■ Exercise details ■
Reproduce the lines below word for word, omitting the pictures.

[Data records]

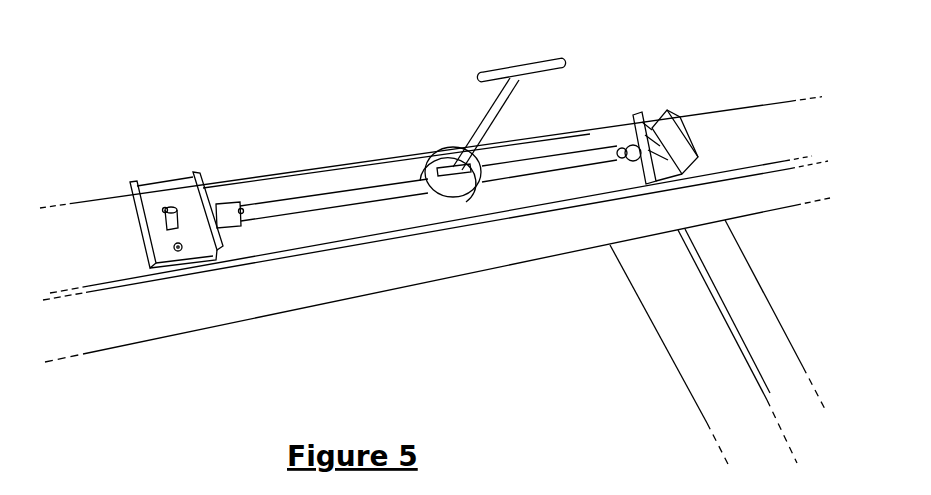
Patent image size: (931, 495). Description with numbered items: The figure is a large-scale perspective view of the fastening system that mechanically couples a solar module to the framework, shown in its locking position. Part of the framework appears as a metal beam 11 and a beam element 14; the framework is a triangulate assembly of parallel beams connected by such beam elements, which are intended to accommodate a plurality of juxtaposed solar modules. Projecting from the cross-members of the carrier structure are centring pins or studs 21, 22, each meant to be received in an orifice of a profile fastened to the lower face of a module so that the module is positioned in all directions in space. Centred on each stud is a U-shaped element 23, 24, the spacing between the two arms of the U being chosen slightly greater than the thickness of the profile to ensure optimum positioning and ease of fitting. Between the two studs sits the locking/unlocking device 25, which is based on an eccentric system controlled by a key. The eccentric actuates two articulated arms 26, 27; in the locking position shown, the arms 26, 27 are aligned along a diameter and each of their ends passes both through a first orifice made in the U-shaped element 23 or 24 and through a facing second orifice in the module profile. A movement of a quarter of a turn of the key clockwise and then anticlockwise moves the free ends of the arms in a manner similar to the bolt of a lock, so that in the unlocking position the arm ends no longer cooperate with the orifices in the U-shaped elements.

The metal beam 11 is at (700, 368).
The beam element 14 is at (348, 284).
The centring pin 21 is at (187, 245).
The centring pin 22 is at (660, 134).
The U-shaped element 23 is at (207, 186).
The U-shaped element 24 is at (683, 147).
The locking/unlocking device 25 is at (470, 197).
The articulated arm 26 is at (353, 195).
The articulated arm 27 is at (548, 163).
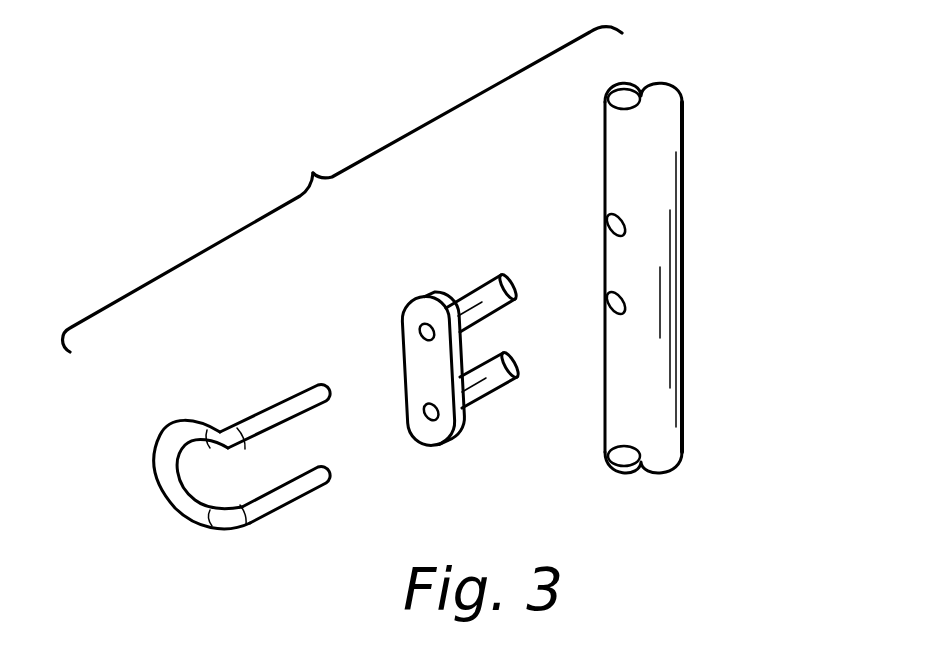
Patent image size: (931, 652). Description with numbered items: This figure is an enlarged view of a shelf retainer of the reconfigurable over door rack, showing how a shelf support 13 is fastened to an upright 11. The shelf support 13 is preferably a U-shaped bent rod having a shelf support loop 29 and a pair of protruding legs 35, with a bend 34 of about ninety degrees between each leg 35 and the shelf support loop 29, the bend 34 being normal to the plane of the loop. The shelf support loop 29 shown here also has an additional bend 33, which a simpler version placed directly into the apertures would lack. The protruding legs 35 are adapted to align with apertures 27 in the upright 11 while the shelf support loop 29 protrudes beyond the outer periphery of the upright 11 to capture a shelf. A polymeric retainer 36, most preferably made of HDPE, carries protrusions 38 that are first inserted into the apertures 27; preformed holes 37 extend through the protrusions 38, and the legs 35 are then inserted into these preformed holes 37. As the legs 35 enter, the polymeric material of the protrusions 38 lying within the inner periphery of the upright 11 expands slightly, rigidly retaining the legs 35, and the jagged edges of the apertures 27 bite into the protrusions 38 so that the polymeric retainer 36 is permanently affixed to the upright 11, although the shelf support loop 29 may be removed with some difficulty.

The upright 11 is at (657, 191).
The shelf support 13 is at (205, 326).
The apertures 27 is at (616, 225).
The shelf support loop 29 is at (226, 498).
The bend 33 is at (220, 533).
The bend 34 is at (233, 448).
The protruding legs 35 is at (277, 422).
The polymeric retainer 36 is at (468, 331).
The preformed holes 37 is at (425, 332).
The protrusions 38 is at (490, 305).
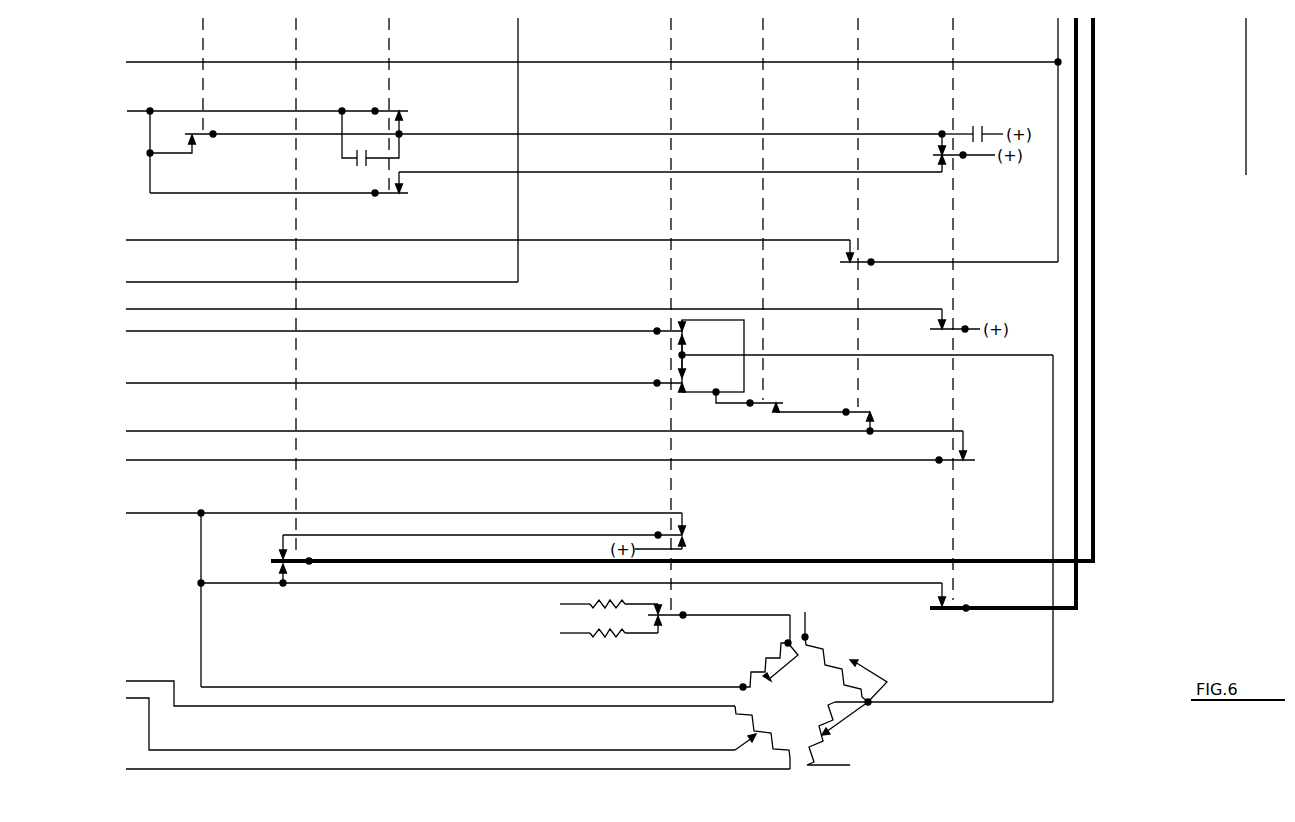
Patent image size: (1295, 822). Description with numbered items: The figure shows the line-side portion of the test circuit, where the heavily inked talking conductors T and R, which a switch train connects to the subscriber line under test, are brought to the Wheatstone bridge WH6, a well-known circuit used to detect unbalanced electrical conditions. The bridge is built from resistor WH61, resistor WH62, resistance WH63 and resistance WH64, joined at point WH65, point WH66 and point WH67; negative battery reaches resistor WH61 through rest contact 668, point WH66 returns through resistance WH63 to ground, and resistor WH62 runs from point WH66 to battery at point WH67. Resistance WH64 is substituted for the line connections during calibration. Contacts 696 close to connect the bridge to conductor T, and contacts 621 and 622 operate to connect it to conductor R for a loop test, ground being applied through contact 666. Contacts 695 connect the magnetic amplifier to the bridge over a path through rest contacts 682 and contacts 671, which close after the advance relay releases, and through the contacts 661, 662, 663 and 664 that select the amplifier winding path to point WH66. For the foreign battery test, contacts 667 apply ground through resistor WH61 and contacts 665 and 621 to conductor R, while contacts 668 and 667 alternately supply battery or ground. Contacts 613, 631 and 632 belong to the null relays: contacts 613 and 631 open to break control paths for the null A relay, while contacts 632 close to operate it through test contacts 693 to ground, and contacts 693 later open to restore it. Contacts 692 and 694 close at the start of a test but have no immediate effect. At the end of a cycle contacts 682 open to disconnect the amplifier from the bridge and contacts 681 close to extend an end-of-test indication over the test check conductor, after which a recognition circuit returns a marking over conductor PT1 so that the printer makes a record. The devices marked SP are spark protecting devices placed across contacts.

■ Reply to the task ■
Patent image size: (931, 495). Description with numbered items: The figure is a large-scale perspective view of the fastening system that mechanically couples a solar module to the framework, shown in its locking position. Part of the framework appears as a metal beam 11 and a beam element 14; the framework is a triangulate assembly of parallel beams connected by such beam elements, which are intended to accommodate a plurality of juxtaposed solar modules. Projecting from the cross-members of the carrier structure are centring pins or studs 21, 22, each meant to be received in an orifice of a profile fastened to the lower face of a module so that the module is positioned in all directions in space. Centred on each stud is a U-shaped element 23, 24, the spacing between the two arms of the U being chosen slightly greater than the thickness of the profile to ensure optimum positioning and ease of fitting. Between the two studs sits the locking/unlocking device 25, which is based on an eccentric system controlled by a key. The eccentric actuates two articulated arms 26, 27; in the locking position shown, the arms 26, 27 are aligned along a diameter and each of their ends passes both through a first orifice made in the U-shaped element 23 or 24 and through a facing second orifice in the module profile. A movement of a quarter of a turn of the key clockwise and then anticlockwise moves the free ends of the arms in a manner similar to the bolt of a lock, so that in the unlocking position the arm ends no longer cooperate with the orifices in the U-shaped elements.

The metal beam 11 is at (700, 368).
The beam element 14 is at (348, 284).
The centring pin 21 is at (187, 245).
The centring pin 22 is at (660, 134).
The U-shaped element 23 is at (207, 186).
The U-shaped element 24 is at (683, 147).
The locking/unlocking device 25 is at (470, 197).
The articulated arm 26 is at (353, 195).
The articulated arm 27 is at (548, 163).
Patent image size: (931, 652). Description with numbered items: This figure is an enlarged view of a shelf retainer of the reconfigurable over door rack, showing how a shelf support 13 is fastened to an upright 11. The shelf support 13 is preferably a U-shaped bent rod having a shelf support loop 29 and a pair of protruding legs 35, with a bend 34 of about ninety degrees between each leg 35 and the shelf support loop 29, the bend 34 being normal to the plane of the loop. The shelf support loop 29 shown here also has an additional bend 33, which a simpler version placed directly into the apertures would lack. The protruding legs 35 are adapted to align with apertures 27 in the upright 11 while the shelf support loop 29 protrudes beyond the outer periphery of the upright 11 to capture a shelf. A polymeric retainer 36, most preferably made of HDPE, carries protrusions 38 that are first inserted into the apertures 27; preformed holes 37 extend through the protrusions 38, and the legs 35 are then inserted into these preformed holes 37. As the legs 35 enter, the polymeric material of the protrusions 38 lying within the inner periphery of the upright 11 expands slightly, rigidly retaining the legs 35, and the jagged edges of the apertures 27 bite into the protrusions 38 so that the polymeric retainer 36 is permanently affixed to the upright 11, although the shelf support loop 29 may be removed with some difficulty.

The upright 11 is at (657, 191).
The shelf support 13 is at (205, 326).
The apertures 27 is at (616, 225).
The shelf support loop 29 is at (226, 498).
The bend 33 is at (220, 533).
The bend 34 is at (233, 448).
The protruding legs 35 is at (277, 422).
The polymeric retainer 36 is at (468, 331).
The preformed holes 37 is at (425, 332).
The protrusions 38 is at (490, 305).
Patent image size: (1295, 822). Description with numbered items: The figure shows the line-side portion of the test circuit, where the heavily inked talking conductors T and R, which a switch train connects to the subscriber line under test, are brought to the Wheatstone bridge WH6, a well-known circuit used to detect unbalanced electrical conditions. The bridge is built from resistor WH61, resistor WH62, resistance WH63 and resistance WH64, joined at point WH65, point WH66 and point WH67; negative battery reaches resistor WH61 through rest contact 668, point WH66 returns through resistance WH63 to ground, and resistor WH62 runs from point WH66 to battery at point WH67. Resistance WH64 is substituted for the line connections during calibration. Contacts 696 close to connect the bridge to conductor T, and contacts 621 and 622 operate to connect it to conductor R for a loop test, ground being applied through contact 666. Contacts 695 connect the magnetic amplifier to the bridge over a path through rest contacts 682 and contacts 671, which close after the advance relay releases, and through the contacts 661, 662, 663 and 664 that select the amplifier winding path to point WH66. For the foreign battery test, contacts 667 apply ground through resistor WH61 and contacts 665 and 621 to conductor R, while contacts 668 and 667 alternately supply battery or ground. Contacts 613, 631 and 632 belong to the null relays: contacts 613 and 631 open to break control paths for the null A relay, while contacts 632 close to operate it through test contacts 693 to ground, and contacts 693 later open to restore it. Contacts 692 and 694 close at the start of a test but have no immediate effect. At the end of a cycle contacts 682 open to disconnect the amplifier from the bridge and contacts 681 close to extend an end-of-test indication over the test check conductor, after which a recognition circuit returns a marking over conductor PT1 so that the printer makes a record. The devices marked SP are spark protecting devices placed across contacts.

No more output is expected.